start Supplied data
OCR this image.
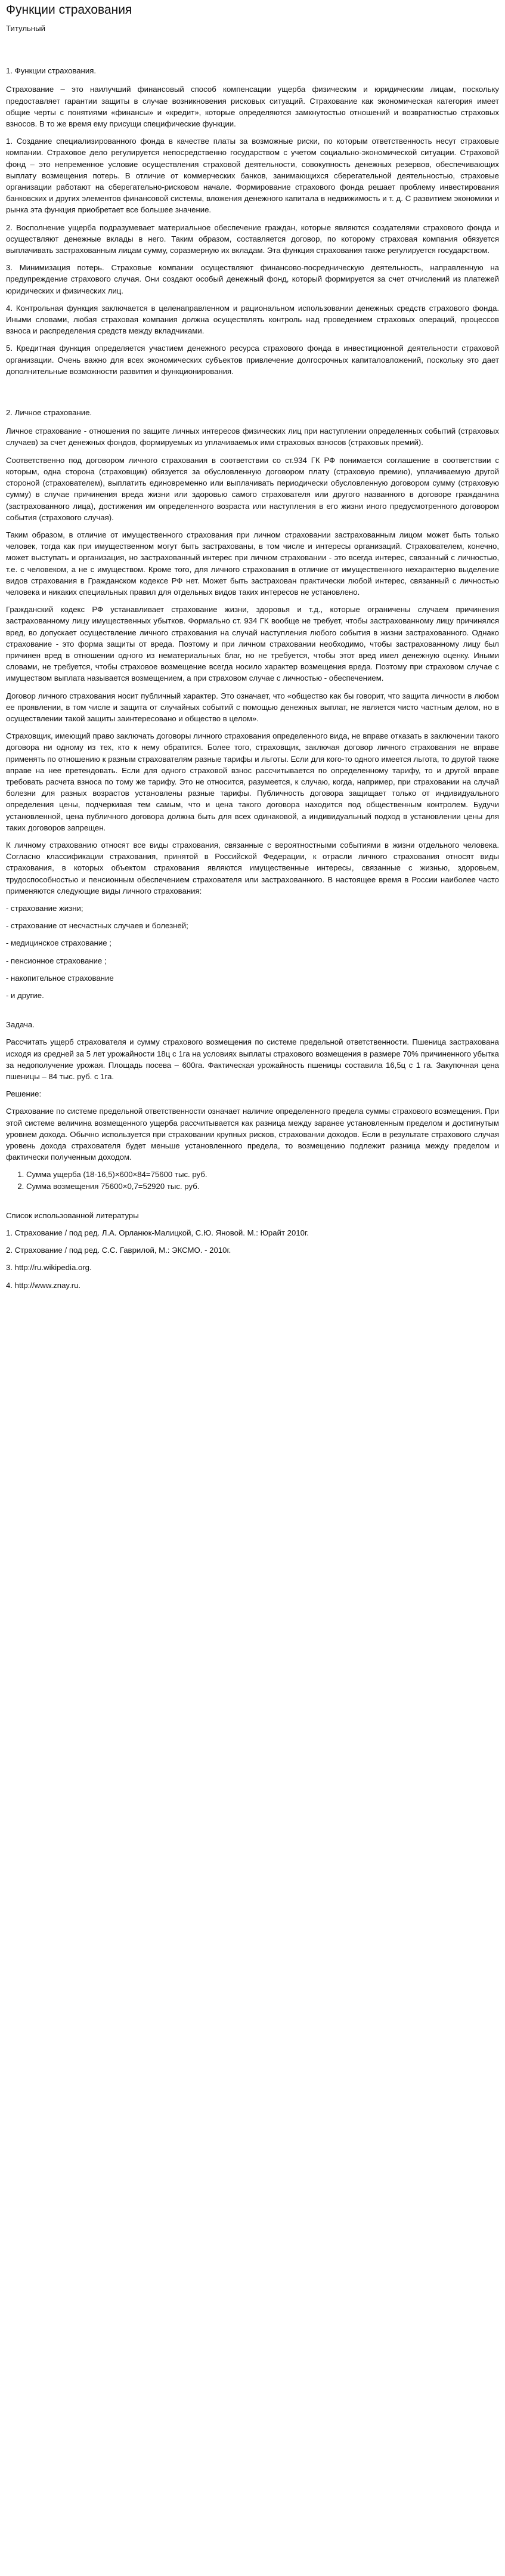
Функции страхования
Титульный
1. Функции страхования.

Страхование – это наилучший финансовый способ компенсации ущерба физическим и юридическим лицам, поскольку предоставляет гарантии защиты в случае возникновения рисковых ситуаций. Страхование как экономическая категория имеет общие черты с понятиями «финансы» и «кредит», которые определяются замкнутостью отношений и возвратностью страховых взносов. В то же время ему присущи специфические функции.

1. Создание специализированного фонда в качестве платы за возможные риски, по которым ответственность несут страховые компании. Страховое дело регулируется непосредственно государством с учетом социально-экономической ситуации. Страховой фонд – это непременное условие осуществления страховой деятельности, совокупность денежных резервов, обеспечивающих выплату возмещения потерь. В отличие от коммерческих банков, занимающихся сберегательной деятельностью, страховые организации работают на сберегательно-рисковом начале. Формирование страхового фонда решает проблему инвестирования банковских и других элементов финансовой системы, вложения денежного капитала в недвижимость и т. д. С развитием экономики и рынка эта функция приобретает все большее значение.

2. Восполнение ущерба подразумевает материальное обеспечение граждан, которые являются создателями страхового фонда и осуществляют денежные вклады в него. Таким образом, составляется договор, по которому страховая компания обязуется выплачивать застрахованным лицам сумму, соразмерную их вкладам. Эта функция страхования также регулируется государством.

3. Минимизация потерь. Страховые компании осуществляют финансово-посредническую деятельность, направленную на предупреждение страхового случая. Они создают особый денежный фонд, который формируется за счет отчислений из платежей юридических и физических лиц.

4. Контрольная функция заключается в целенаправленном и рациональном использовании денежных средств страхового фонда. Иными словами, любая страховая компания должна осуществлять контроль над проведением страховых операций, процессов взноса и распределения средств между вкладчиками.

5. Кредитная функция определяется участием денежного ресурса страхового фонда в инвестиционной деятельности страховой организации. Очень важно для всех экономических субъектов привлечение долгосрочных капиталовложений, поскольку это дает дополнительные возможности развития и функционирования.

2. Личное страхование.

Личное страхование - отношения по защите личных интересов физических лиц при наступлении определенных событий (страховых случаев) за счет денежных фондов, формируемых из уплачиваемых ими страховых взносов (страховых премий).

Соответственно под договором личного страхования в соответствии со ст.934 ГК РФ понимается соглашение в соответствии с которым, одна сторона (страховщик) обязуется за обусловленную договором плату (страховую премию), уплачиваемую другой стороной (страхователем), выплатить единовременно или выплачивать периодически обусловленную договором сумму (страховую сумму) в случае причинения вреда жизни или здоровью самого страхователя или другого названного в договоре гражданина (застрахованного лица), достижения им определенного возраста или наступления в его жизни иного предусмотренного договором события (страхового случая).

Таким образом, в отличие от имущественного страхования при личном страховании застрахованным лицом может быть только человек, тогда как при имущественном могут быть застрахованы, в том числе и интересы организаций. Страхователем, конечно, может выступать и организация, но застрахованный интерес при личном страховании - это всегда интерес, связанный с личностью, т.е. с человеком, а не с имуществом. Кроме того, для личного страхования в отличие от имущественного нехарактерно выделение видов страхования в Гражданском кодексе РФ нет. Может быть застрахован практически любой интерес, связанный с личностью человека и никаких специальных правил для отдельных видов таких интересов не установлено.

Гражданский кодекс РФ устанавливает страхование жизни, здоровья и т.д., которые ограничены случаем причинения застрахованному лицу имущественных убытков. Формально ст. 934 ГК вообще не требует, чтобы застрахованному лицу причинялся вред, во допускает осуществление личного страхования на случай наступления любого события в жизни застрахованного. Однако страхование - это форма защиты от вреда. Поэтому и при личном страховании необходимо, чтобы застрахованному лицу был причинен вред в отношении одного из нематериальных благ, но не требуется, чтобы этот вред имел денежную оценку. Иными словами, не требуется, чтобы страховое возмещение всегда носило характер возмещения вреда. Поэтому при страховом случае с имуществом выплата называется возмещением, а при страховом случае с личностью - обеспечением.

Договор личного страхования носит публичный характер. Это означает, что «общество как бы говорит, что защита личности в любом ее проявлении, в том числе и защита от случайных событий с помощью денежных выплат, не является чисто частным делом, но в осуществлении такой защиты заинтересовано и общество в целом».

Страховщик, имеющий право заключать договоры личного страхования определенного вида, не вправе отказать в заключении такого договора ни одному из тех, кто к нему обратится. Более того, страховщик, заключая договор личного страхования не вправе применять по отношению к разным страхователям разные тарифы и льготы. Если для кого-то одного имеется льгота, то другой также вправе на нее претендовать. Если для одного страховой взнос рассчитывается по определенному тарифу, то и другой вправе требовать расчета взноса по тому же тарифу. Это не относится, разумеется, к случаю, когда, например, при страховании на случай болезни для разных возрастов установлены разные тарифы. Публичность договора защищает только от индивидуального определения цены, подчеркивая тем самым, что и цена такого договора находится под общественным контролем. Будучи установленной, цена публичного договора должна быть для всех одинаковой, а индивидуальный подход в установлении цены для таких договоров запрещен.

К личному страхованию относят все виды страхования, связанные с вероятностными событиями в жизни отдельного человека. Согласно классификации страхования, принятой в Российской Федерации, к отрасли личного страхования относят виды страхования, в которых объектом страхования являются имущественные интересы, связанные с жизнью, здоровьем, трудоспособностью и пенсионным обеспечением страхователя или застрахованного. В настоящее время в России наиболее часто применяются следующие виды личного страхования:

- страхование жизни;
- страхование от несчастных случаев и болезней;
- медицинское страхование ;
- пенсионное страхование ;
- накопительное страхование
- и другие.

Задача.

Рассчитать ущерб страхователя и сумму страхового возмещения по системе предельной ответственности. Пшеница застрахована исходя из средней за 5 лет урожайности 18ц с 1га на условиях выплаты страхового возмещения в размере 70% причиненного убытка за недополучение урожая. Площадь посева – 600га. Фактическая урожайность пшеницы составила 16,5ц с 1 га. Закупочная цена пшеницы – 84 тыс. руб. с 1га.

Решение:

Страхование по системе предельной ответственности означает наличие определенного предела суммы страхового возмещения. При этой системе величина возмещенного ущерба рассчитывается как разница между заранее установленным пределом и достигнутым уровнем дохода. Обычно используется при страховании крупных рисков, страховании доходов. Если в результате страхового случая уровень дохода страхователя будет меньше установленного предела, то возмещению подлежит разница между пределом и фактически полученным доходом.

1. Сумма ущерба (18-16,5)×600×84=75600 тыс. руб.
2. Сумма возмещения 75600×0,7=52920 тыс. руб.

Список использованной литературы

1. Страхование / под ред. Л.А. Орланюк-Малицкой, С.Ю. Яновой. М.: Юрайт 2010г.

2. Страхование / под ред. С.С. Гаврилой, М.: ЭКСМО. - 2010г.

3. http://ru.wikipedia.org.

4. http://www.znay.ru.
end Supplied data
Going through the data above, count the lines where the string "физических" appears, and answer with only that number.

2